Set down the data below without change, skipping the pictures it holds.

___ Stored data

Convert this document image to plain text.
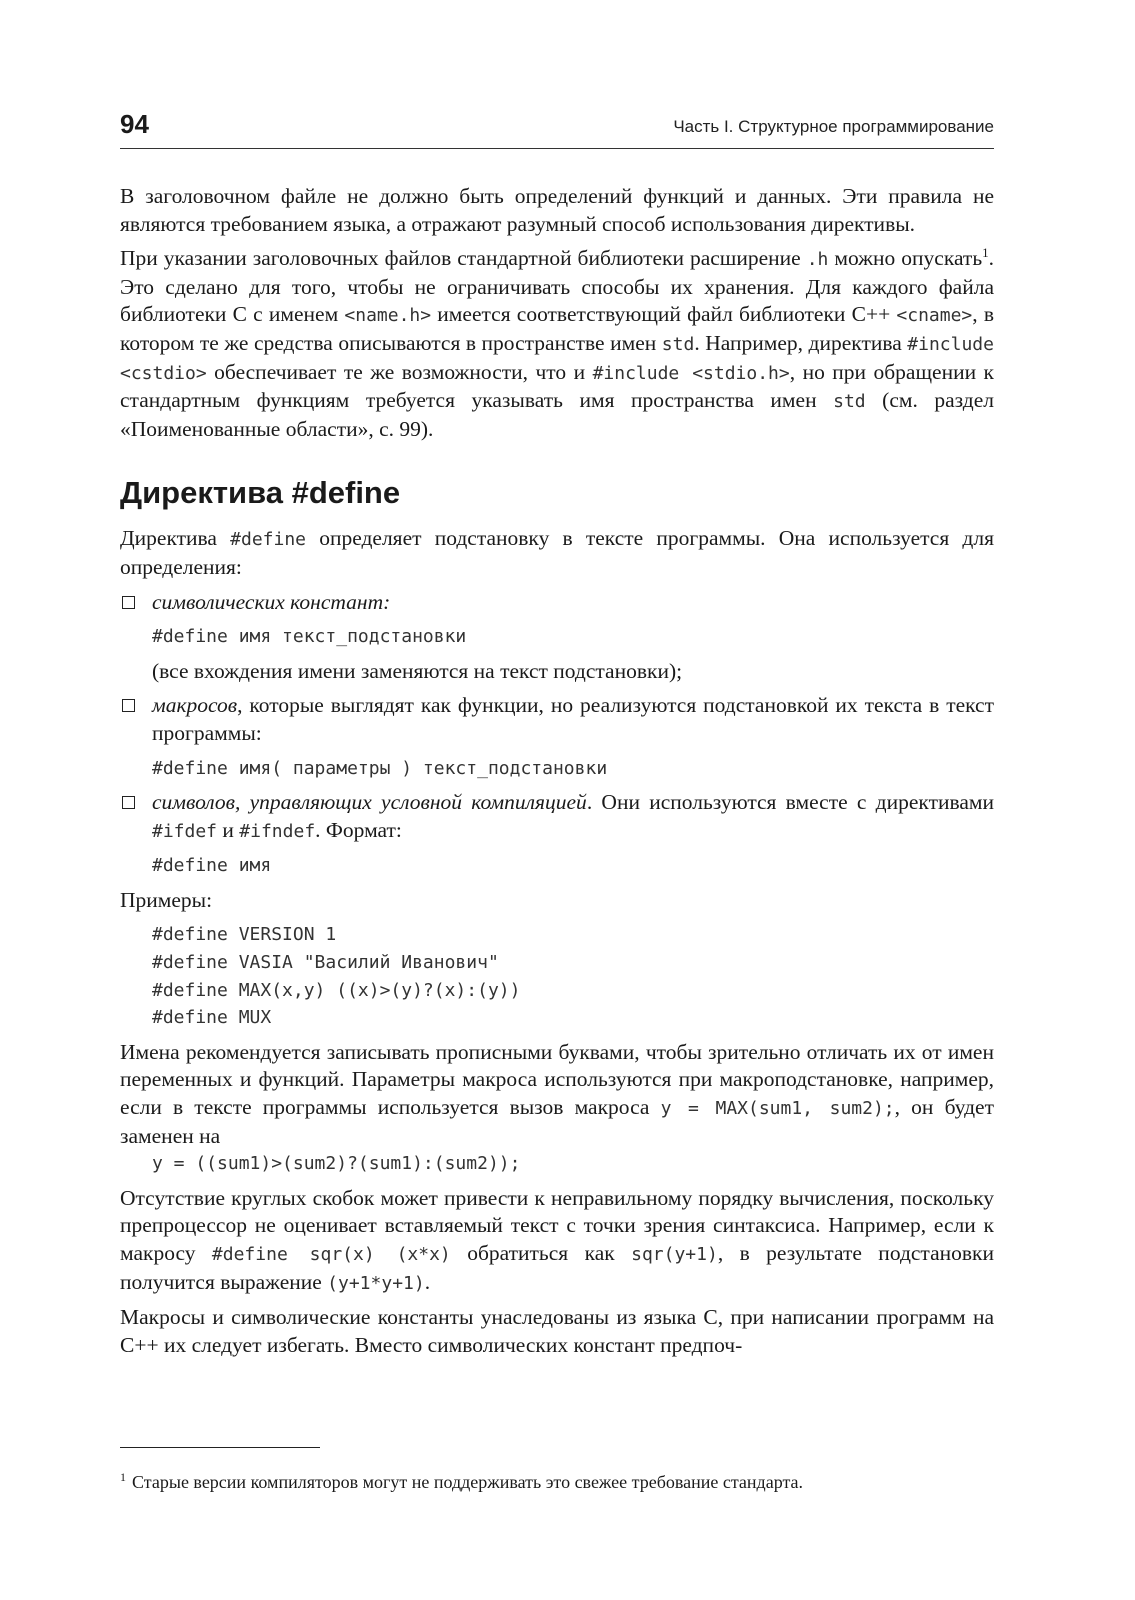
94	Часть I. Структурное программирование

В заголовочном файле не должно быть определений функций и данных. Эти правила не являются требованием языка, а отражают разумный способ использования директивы.

При указании заголовочных файлов стандартной библиотеки расширение .h можно опускать$^1$. Это сделано для того, чтобы не ограничивать способы их хранения. Для каждого файла библиотеки С с именем <name.h> имеется соответствующий файл библиотеки С++ <cname>, в котором те же средства описываются в пространстве имен std. Например, директива #include <cstdio> обеспечивает те же возможности, что и #include <stdio.h>, но при обращении к стандартным функциям требуется указывать имя пространства имен std (см. раздел «Поименованные области», с. 99).

Директива #define

Директива #define определяет подстановку в тексте программы. Она используется для определения:

символических констант:

#define имя текст_подстановки

(все вхождения имени заменяются на текст подстановки);

макросов, которые выглядят как функции, но реализуются подстановкой их текста в текст программы:

#define имя( параметры ) текст_подстановки

символов, управляющих условной компиляцией. Они используются вместе с директивами #ifdef и #ifndef. Формат:

#define имя

Примеры:

#define VERSION 1
#define VASIA "Василий Иванович"
#define MAX(x,y) ((x)>(y)?(x):(y))
#define MUX

Имена рекомендуется записывать прописными буквами, чтобы зрительно отличать их от имен переменных и функций. Параметры макроса используются при макроподстановке, например, если в тексте программы используется вызов макроса y = MAX(sum1, sum2);, он будет заменен на

y = ((sum1)>(sum2)?(sum1):(sum2));

Отсутствие круглых скобок может привести к неправильному порядку вычисления, поскольку препроцессор не оценивает вставляемый текст с точки зрения синтаксиса. Например, если к макросу #define sqr(x) (x*x) обратиться как sqr(y+1), в результате подстановки получится выражение (y+1*y+1).

Макросы и символические константы унаследованы из языка С, при написании программ на С++ их следует избегать. Вместо символических констант предпоч-

$^1$ Старые версии компиляторов могут не поддерживать это свежее требование стандарта.
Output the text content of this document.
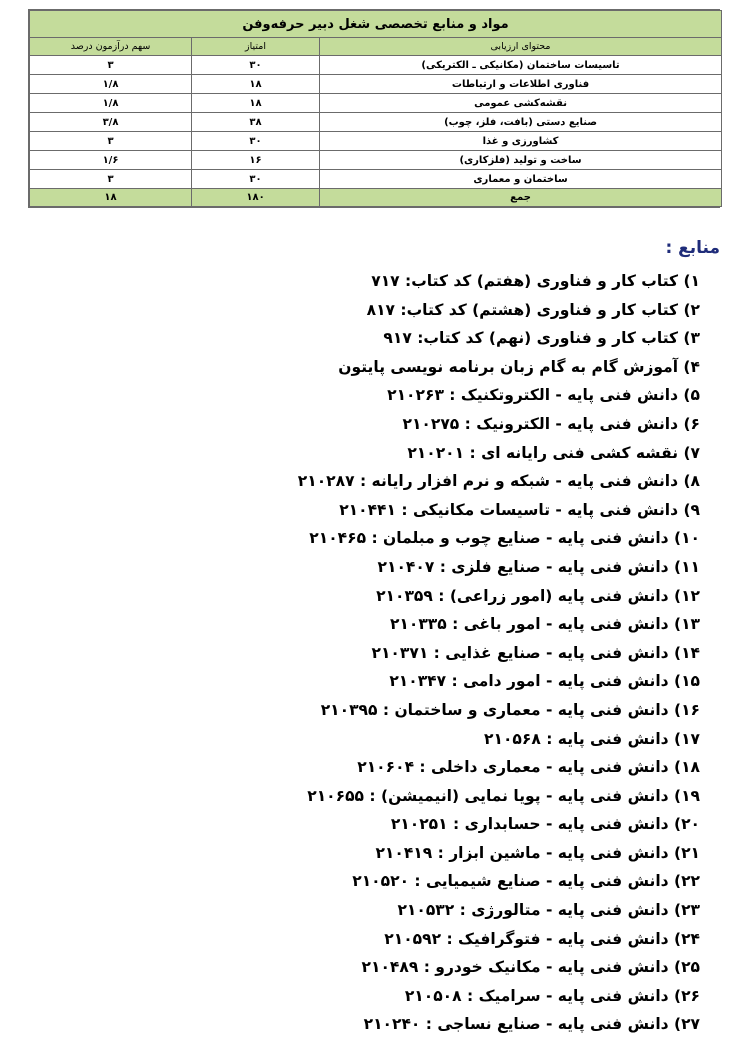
مواد و منابع تخصصی شغل دبیر حرفه‌وفن		
محتوای ارزیابی	امتیاز	سهم درآزمون درصد
تاسیسات ساختمان (مکانیکی ـ الکتریکی)	۳۰	۳
فناوری اطلاعات و ارتباطات	۱۸	۱/۸
نقشه‌کشی عمومی	۱۸	۱/۸
صنایع دستی (بافت، فلز، چوب)	۳۸	۳/۸
کشاورزی و غذا	۳۰	۳
ساخت و تولید (فلزکاری)	۱۶	۱/۶
ساختمان و معماری	۳۰	۳
جمع	۱۸۰	۱۸
منابع :
۱) کتاب کار و فناوری (هفتم) کد کتاب: ۷۱۷
۲) کتاب کار و فناوری (هشتم) کد کتاب: ۸۱۷
۳) کتاب کار و فناوری (نهم) کد کتاب: ۹۱۷
۴) آموزش گام به گام زبان برنامه نویسی پایتون
۵) دانش فنی پایه - الکتروتکنیک : ۲۱۰۲۶۳
۶) دانش فنی پایه - الکترونیک : ۲۱۰۲۷۵
۷) نقشه کشی فنی رایانه ای : ۲۱۰۲۰۱
۸) دانش فنی پایه - شبکه و نرم افزار رایانه : ۲۱۰۲۸۷
۹) دانش فنی پایه - تاسیسات مکانیکی : ۲۱۰۴۴۱
۱۰) دانش فنی پایه - صنایع چوب و مبلمان : ۲۱۰۴۶۵
۱۱) دانش فنی پایه - صنایع فلزی : ۲۱۰۴۰۷
۱۲) دانش فنی پایه (امور زراعی) : ۲۱۰۳۵۹
۱۳) دانش فنی پایه - امور باغی : ۲۱۰۳۳۵
۱۴) دانش فنی پایه - صنایع غذایی : ۲۱۰۳۷۱
۱۵) دانش فنی پایه - امور دامی : ۲۱۰۳۴۷
۱۶) دانش فنی پایه - معماری و ساختمان : ۲۱۰۳۹۵
۱۷) دانش فنی پایه : ۲۱۰۵۶۸
۱۸) دانش فنی پایه - معماری داخلی : ۲۱۰۶۰۴
۱۹) دانش فنی پایه - پویا نمایی (انیمیشن) : ۲۱۰۶۵۵
۲۰) دانش فنی پایه - حسابداری : ۲۱۰۲۵۱
۲۱) دانش فنی پایه - ماشین ابزار : ۲۱۰۴۱۹
۲۲) دانش فنی پایه - صنایع شیمیایی : ۲۱۰۵۲۰
۲۳) دانش فنی پایه - متالورژی : ۲۱۰۵۳۲
۲۴) دانش فنی پایه - فتوگرافیک : ۲۱۰۵۹۲
۲۵) دانش فنی پایه - مکانیک خودرو : ۲۱۰۴۸۹
۲۶) دانش فنی پایه - سرامیک : ۲۱۰۵۰۸
۲۷) دانش فنی پایه - صنایع نساجی : ۲۱۰۲۴۰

______

Correct output
Convert this document image to plain text.
94	Часть I. Структурное программирование

В заголовочном файле не должно быть определений функций и данных. Эти правила не являются требованием языка, а отражают разумный способ использования директивы.

При указании заголовочных файлов стандартной библиотеки расширение .h можно опускать$^1$. Это сделано для того, чтобы не ограничивать способы их хранения. Для каждого файла библиотеки С с именем <name.h> имеется соответствующий файл библиотеки С++ <cname>, в котором те же средства описываются в пространстве имен std. Например, директива #include <cstdio> обеспечивает те же возможности, что и #include <stdio.h>, но при обращении к стандартным функциям требуется указывать имя пространства имен std (см. раздел «Поименованные области», с. 99).

Директива #define

Директива #define определяет подстановку в тексте программы. Она используется для определения:

символических констант:

#define имя текст_подстановки

(все вхождения имени заменяются на текст подстановки);

макросов, которые выглядят как функции, но реализуются подстановкой их текста в текст программы:

#define имя( параметры ) текст_подстановки

символов, управляющих условной компиляцией. Они используются вместе с директивами #ifdef и #ifndef. Формат:

#define имя

Примеры:

#define VERSION 1
#define VASIA "Василий Иванович"
#define MAX(x,y) ((x)>(y)?(x):(y))
#define MUX

Имена рекомендуется записывать прописными буквами, чтобы зрительно отличать их от имен переменных и функций. Параметры макроса используются при макроподстановке, например, если в тексте программы используется вызов макроса y = MAX(sum1, sum2);, он будет заменен на

y = ((sum1)>(sum2)?(sum1):(sum2));

Отсутствие круглых скобок может привести к неправильному порядку вычисления, поскольку препроцессор не оценивает вставляемый текст с точки зрения синтаксиса. Например, если к макросу #define sqr(x) (x*x) обратиться как sqr(y+1), в результате подстановки получится выражение (y+1*y+1).

Макросы и символические константы унаследованы из языка С, при написании программ на С++ их следует избегать. Вместо символических констант предпоч-

$^1$ Старые версии компиляторов могут не поддерживать это свежее требование стандарта.
Output the text content of this document.
مواد و منابع تخصصی شغل دبیر حرفه‌وفن		
محتوای ارزیابی	امتیاز	سهم درآزمون درصد
تاسیسات ساختمان (مکانیکی ـ الکتریکی)	۳۰	۳
فناوری اطلاعات و ارتباطات	۱۸	۱/۸
نقشه‌کشی عمومی	۱۸	۱/۸
صنایع دستی (بافت، فلز، چوب)	۳۸	۳/۸
کشاورزی و غذا	۳۰	۳
ساخت و تولید (فلزکاری)	۱۶	۱/۶
ساختمان و معماری	۳۰	۳
جمع	۱۸۰	۱۸
منابع :
۱) کتاب کار و فناوری (هفتم) کد کتاب: ۷۱۷
۲) کتاب کار و فناوری (هشتم) کد کتاب: ۸۱۷
۳) کتاب کار و فناوری (نهم) کد کتاب: ۹۱۷
۴) آموزش گام به گام زبان برنامه نویسی پایتون
۵) دانش فنی پایه - الکتروتکنیک : ۲۱۰۲۶۳
۶) دانش فنی پایه - الکترونیک : ۲۱۰۲۷۵
۷) نقشه کشی فنی رایانه ای : ۲۱۰۲۰۱
۸) دانش فنی پایه - شبکه و نرم افزار رایانه : ۲۱۰۲۸۷
۹) دانش فنی پایه - تاسیسات مکانیکی : ۲۱۰۴۴۱
۱۰) دانش فنی پایه - صنایع چوب و مبلمان : ۲۱۰۴۶۵
۱۱) دانش فنی پایه - صنایع فلزی : ۲۱۰۴۰۷
۱۲) دانش فنی پایه (امور زراعی) : ۲۱۰۳۵۹
۱۳) دانش فنی پایه - امور باغی : ۲۱۰۳۳۵
۱۴) دانش فنی پایه - صنایع غذایی : ۲۱۰۳۷۱
۱۵) دانش فنی پایه - امور دامی : ۲۱۰۳۴۷
۱۶) دانش فنی پایه - معماری و ساختمان : ۲۱۰۳۹۵
۱۷) دانش فنی پایه : ۲۱۰۵۶۸
۱۸) دانش فنی پایه - معماری داخلی : ۲۱۰۶۰۴
۱۹) دانش فنی پایه - پویا نمایی (انیمیشن) : ۲۱۰۶۵۵
۲۰) دانش فنی پایه - حسابداری : ۲۱۰۲۵۱
۲۱) دانش فنی پایه - ماشین ابزار : ۲۱۰۴۱۹
۲۲) دانش فنی پایه - صنایع شیمیایی : ۲۱۰۵۲۰
۲۳) دانش فنی پایه - متالورژی : ۲۱۰۵۳۲
۲۴) دانش فنی پایه - فتوگرافیک : ۲۱۰۵۹۲
۲۵) دانش فنی پایه - مکانیک خودرو : ۲۱۰۴۸۹
۲۶) دانش فنی پایه - سرامیک : ۲۱۰۵۰۸
۲۷) دانش فنی پایه - صنایع نساجی : ۲۱۰۲۴۰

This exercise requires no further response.